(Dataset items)
************

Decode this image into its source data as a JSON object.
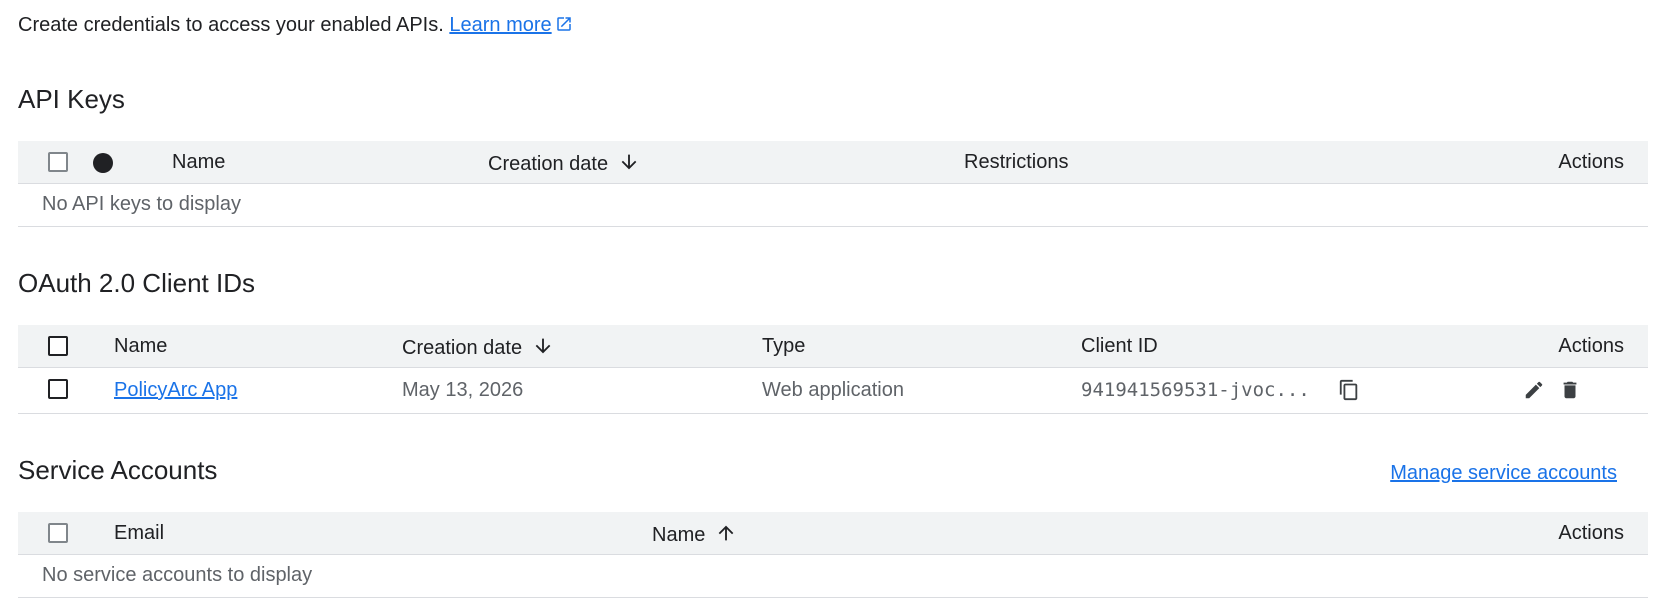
{
  "intro": {
    "text": "Create credentials to access your enabled APIs.",
    "link_label": "Learn more"
  },
  "api_keys": {
    "title": "API Keys",
    "columns": {
      "name": "Name",
      "creation_date": "Creation date",
      "restrictions": "Restrictions",
      "actions": "Actions"
    },
    "empty_text": "No API keys to display"
  },
  "oauth": {
    "title": "OAuth 2.0 Client IDs",
    "columns": {
      "name": "Name",
      "creation_date": "Creation date",
      "type": "Type",
      "client_id": "Client ID",
      "actions": "Actions"
    },
    "rows": [
      {
        "name": "PolicyArc App",
        "creation_date": "May 13, 2026",
        "type": "Web application",
        "client_id": "941941569531-jvoc..."
      }
    ]
  },
  "service_accounts": {
    "title": "Service Accounts",
    "manage_link": "Manage service accounts",
    "columns": {
      "email": "Email",
      "name": "Name",
      "actions": "Actions"
    },
    "empty_text": "No service accounts to display"
  },
  "colors": {
    "link": "#1a73e8",
    "header_bg": "#f1f3f4",
    "divider": "#dadce0"
  }
}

************

> **Exercise task**: Omit any images, then output the listing exactly.

> **Exercise answer**:
Decode this image into its source data as a JSON object.
{
  "intro": {
    "text": "Create credentials to access your enabled APIs.",
    "link_label": "Learn more"
  },
  "api_keys": {
    "title": "API Keys",
    "columns": {
      "name": "Name",
      "creation_date": "Creation date",
      "restrictions": "Restrictions",
      "actions": "Actions"
    },
    "empty_text": "No API keys to display"
  },
  "oauth": {
    "title": "OAuth 2.0 Client IDs",
    "columns": {
      "name": "Name",
      "creation_date": "Creation date",
      "type": "Type",
      "client_id": "Client ID",
      "actions": "Actions"
    },
    "rows": [
      {
        "name": "PolicyArc App",
        "creation_date": "May 13, 2026",
        "type": "Web application",
        "client_id": "941941569531-jvoc..."
      }
    ]
  },
  "service_accounts": {
    "title": "Service Accounts",
    "manage_link": "Manage service accounts",
    "columns": {
      "email": "Email",
      "name": "Name",
      "actions": "Actions"
    },
    "empty_text": "No service accounts to display"
  },
  "colors": {
    "link": "#1a73e8",
    "header_bg": "#f1f3f4",
    "divider": "#dadce0"
  }
}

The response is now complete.